> **Given problem**
Give the listing again character for character, but drop the images.
▬▬▬▬▬▬▬▬▬▬
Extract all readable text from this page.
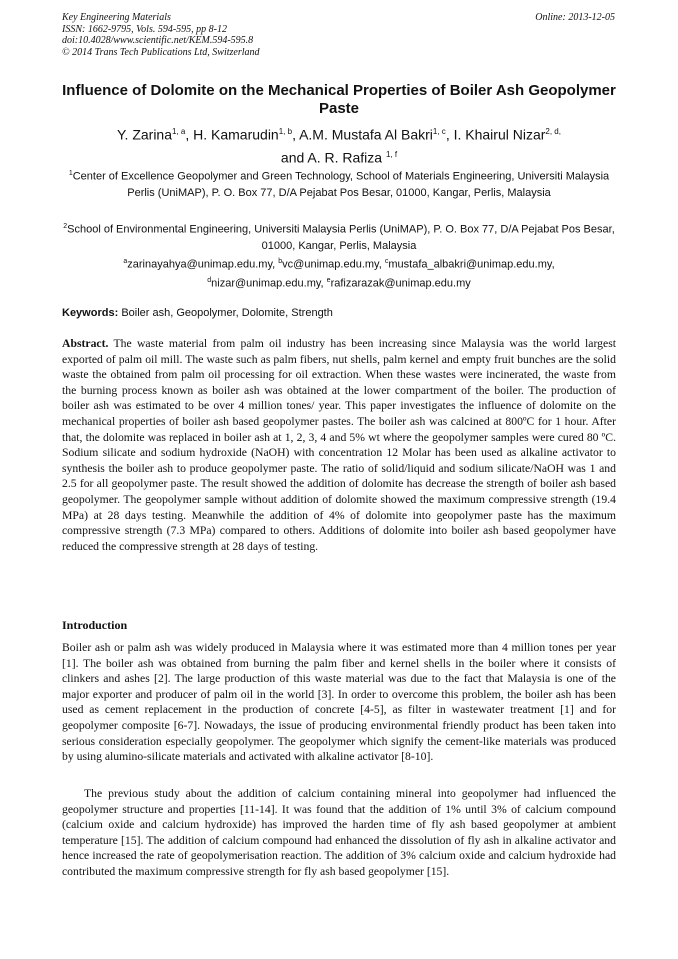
Key Engineering Materials
ISSN: 1662-9795, Vols. 594-595, pp 8-12
doi:10.4028/www.scientific.net/KEM.594-595.8
© 2014 Trans Tech Publications Ltd, Switzerland
Online: 2013-12-05
Influence of Dolomite on the Mechanical Properties of Boiler Ash Geopolymer Paste
Y. Zarina$^{1, a}$, H. Kamarudin$^{1, b}$, A.M. Mustafa Al Bakri$^{1, c}$, I. Khairul Nizar$^{2, d,}$
and A. R. Rafiza $^{1, f}$
$^1$Center of Excellence Geopolymer and Green Technology, School of Materials Engineering, Universiti Malaysia Perlis (UniMAP), P. O. Box 77, D/A Pejabat Pos Besar, 01000, Kangar, Perlis, Malaysia
$^2$School of Environmental Engineering, Universiti Malaysia Perlis (UniMAP), P. O. Box 77, D/A Pejabat Pos Besar, 01000, Kangar, Perlis, Malaysia
$^a$zarinayahya@unimap.edu.my, $^b$vc@unimap.edu.my, $^c$mustafa_albakri@unimap.edu.my,
$^d$nizar@unimap.edu.my, $^e$rafizarazak@unimap.edu.my
Keywords: Boiler ash, Geopolymer, Dolomite, Strength

Abstract. The waste material from palm oil industry has been increasing since Malaysia was the world largest exported of palm oil mill. The waste such as palm fibers, nut shells, palm kernel and empty fruit bunches are the solid waste the obtained from palm oil processing for oil extraction. When these wastes were incinerated, the waste from the burning process known as boiler ash was obtained at the lower compartment of the boiler. The production of boiler ash was estimated to be over 4 million tones/ year. This paper investigates the influence of dolomite on the mechanical properties of boiler ash based geopolymer pastes. The boiler ash was calcined at 800ºC for 1 hour. After that, the dolomite was replaced in boiler ash at 1, 2, 3, 4 and 5% wt where the geopolymer samples were cured 80 ºC. Sodium silicate and sodium hydroxide (NaOH) with concentration 12 Molar has been used as alkaline activator to synthesis the boiler ash to produce geopolymer paste. The ratio of solid/liquid and sodium silicate/NaOH was 1 and 2.5 for all geopolymer paste. The result showed the addition of dolomite has decrease the strength of boiler ash based geopolymer. The geopolymer sample without addition of dolomite showed the maximum compressive strength (19.4 MPa) at 28 days testing. Meanwhile the addition of 4% of dolomite into geopolymer paste has the maximum compressive strength (7.3 MPa) compared to others. Additions of dolomite into boiler ash based geopolymer have reduced the compressive strength at 28 days of testing.

Introduction

Boiler ash or palm ash was widely produced in Malaysia where it was estimated more than 4 million tones per year [1]. The boiler ash was obtained from burning the palm fiber and kernel shells in the boiler where it consists of clinkers and ashes [2]. The large production of this waste material was due to the fact that Malaysia is one of the major exporter and producer of palm oil in the world [3]. In order to overcome this problem, the boiler ash has been used as cement replacement in the production of concrete [4-5], as filter in wastewater treatment [1] and for geopolymer composite [6-7]. Nowadays, the issue of producing environmental friendly product has been taken into serious consideration especially geopolymer. The geopolymer which signify the cement-like materials was produced by using alumino-silicate materials and activated with alkaline activator [8-10].

The previous study about the addition of calcium containing mineral into geopolymer had influenced the geopolymer structure and properties [11-14]. It was found that the addition of 1% until 3% of calcium compound (calcium oxide and calcium hydroxide) has improved the harden time of fly ash based geopolymer at ambient temperature [15]. The addition of calcium compound had enhanced the dissolution of fly ash in alkaline activator and hence increased the rate of geopolymerisation reaction. The addition of 3% calcium oxide and calcium hydroxide had contributed the maximum compressive strength for fly ash based geopolymer [15].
▬▬▬▬▬▬▬▬▬▬
> **Task answer**
Extract all readable text from this page.
Key Engineering Materials
ISSN: 1662-9795, Vols. 594-595, pp 8-12
doi:10.4028/www.scientific.net/KEM.594-595.8
© 2014 Trans Tech Publications Ltd, Switzerland
Online: 2013-12-05
Influence of Dolomite on the Mechanical Properties of Boiler Ash Geopolymer Paste
Y. Zarina$^{1, a}$, H. Kamarudin$^{1, b}$, A.M. Mustafa Al Bakri$^{1, c}$, I. Khairul Nizar$^{2, d,}$
and A. R. Rafiza $^{1, f}$
$^1$Center of Excellence Geopolymer and Green Technology, School of Materials Engineering, Universiti Malaysia Perlis (UniMAP), P. O. Box 77, D/A Pejabat Pos Besar, 01000, Kangar, Perlis, Malaysia
$^2$School of Environmental Engineering, Universiti Malaysia Perlis (UniMAP), P. O. Box 77, D/A Pejabat Pos Besar, 01000, Kangar, Perlis, Malaysia
$^a$zarinayahya@unimap.edu.my, $^b$vc@unimap.edu.my, $^c$mustafa_albakri@unimap.edu.my,
$^d$nizar@unimap.edu.my, $^e$rafizarazak@unimap.edu.my
Keywords: Boiler ash, Geopolymer, Dolomite, Strength

Abstract. The waste material from palm oil industry has been increasing since Malaysia was the world largest exported of palm oil mill. The waste such as palm fibers, nut shells, palm kernel and empty fruit bunches are the solid waste the obtained from palm oil processing for oil extraction. When these wastes were incinerated, the waste from the burning process known as boiler ash was obtained at the lower compartment of the boiler. The production of boiler ash was estimated to be over 4 million tones/ year. This paper investigates the influence of dolomite on the mechanical properties of boiler ash based geopolymer pastes. The boiler ash was calcined at 800ºC for 1 hour. After that, the dolomite was replaced in boiler ash at 1, 2, 3, 4 and 5% wt where the geopolymer samples were cured 80 ºC. Sodium silicate and sodium hydroxide (NaOH) with concentration 12 Molar has been used as alkaline activator to synthesis the boiler ash to produce geopolymer paste. The ratio of solid/liquid and sodium silicate/NaOH was 1 and 2.5 for all geopolymer paste. The result showed the addition of dolomite has decrease the strength of boiler ash based geopolymer. The geopolymer sample without addition of dolomite showed the maximum compressive strength (19.4 MPa) at 28 days testing. Meanwhile the addition of 4% of dolomite into geopolymer paste has the maximum compressive strength (7.3 MPa) compared to others. Additions of dolomite into boiler ash based geopolymer have reduced the compressive strength at 28 days of testing.

Introduction

Boiler ash or palm ash was widely produced in Malaysia where it was estimated more than 4 million tones per year [1]. The boiler ash was obtained from burning the palm fiber and kernel shells in the boiler where it consists of clinkers and ashes [2]. The large production of this waste material was due to the fact that Malaysia is one of the major exporter and producer of palm oil in the world [3]. In order to overcome this problem, the boiler ash has been used as cement replacement in the production of concrete [4-5], as filter in wastewater treatment [1] and for geopolymer composite [6-7]. Nowadays, the issue of producing environmental friendly product has been taken into serious consideration especially geopolymer. The geopolymer which signify the cement-like materials was produced by using alumino-silicate materials and activated with alkaline activator [8-10].

The previous study about the addition of calcium containing mineral into geopolymer had influenced the geopolymer structure and properties [11-14]. It was found that the addition of 1% until 3% of calcium compound (calcium oxide and calcium hydroxide) has improved the harden time of fly ash based geopolymer at ambient temperature [15]. The addition of calcium compound had enhanced the dissolution of fly ash in alkaline activator and hence increased the rate of geopolymerisation reaction. The addition of 3% calcium oxide and calcium hydroxide had contributed the maximum compressive strength for fly ash based geopolymer [15].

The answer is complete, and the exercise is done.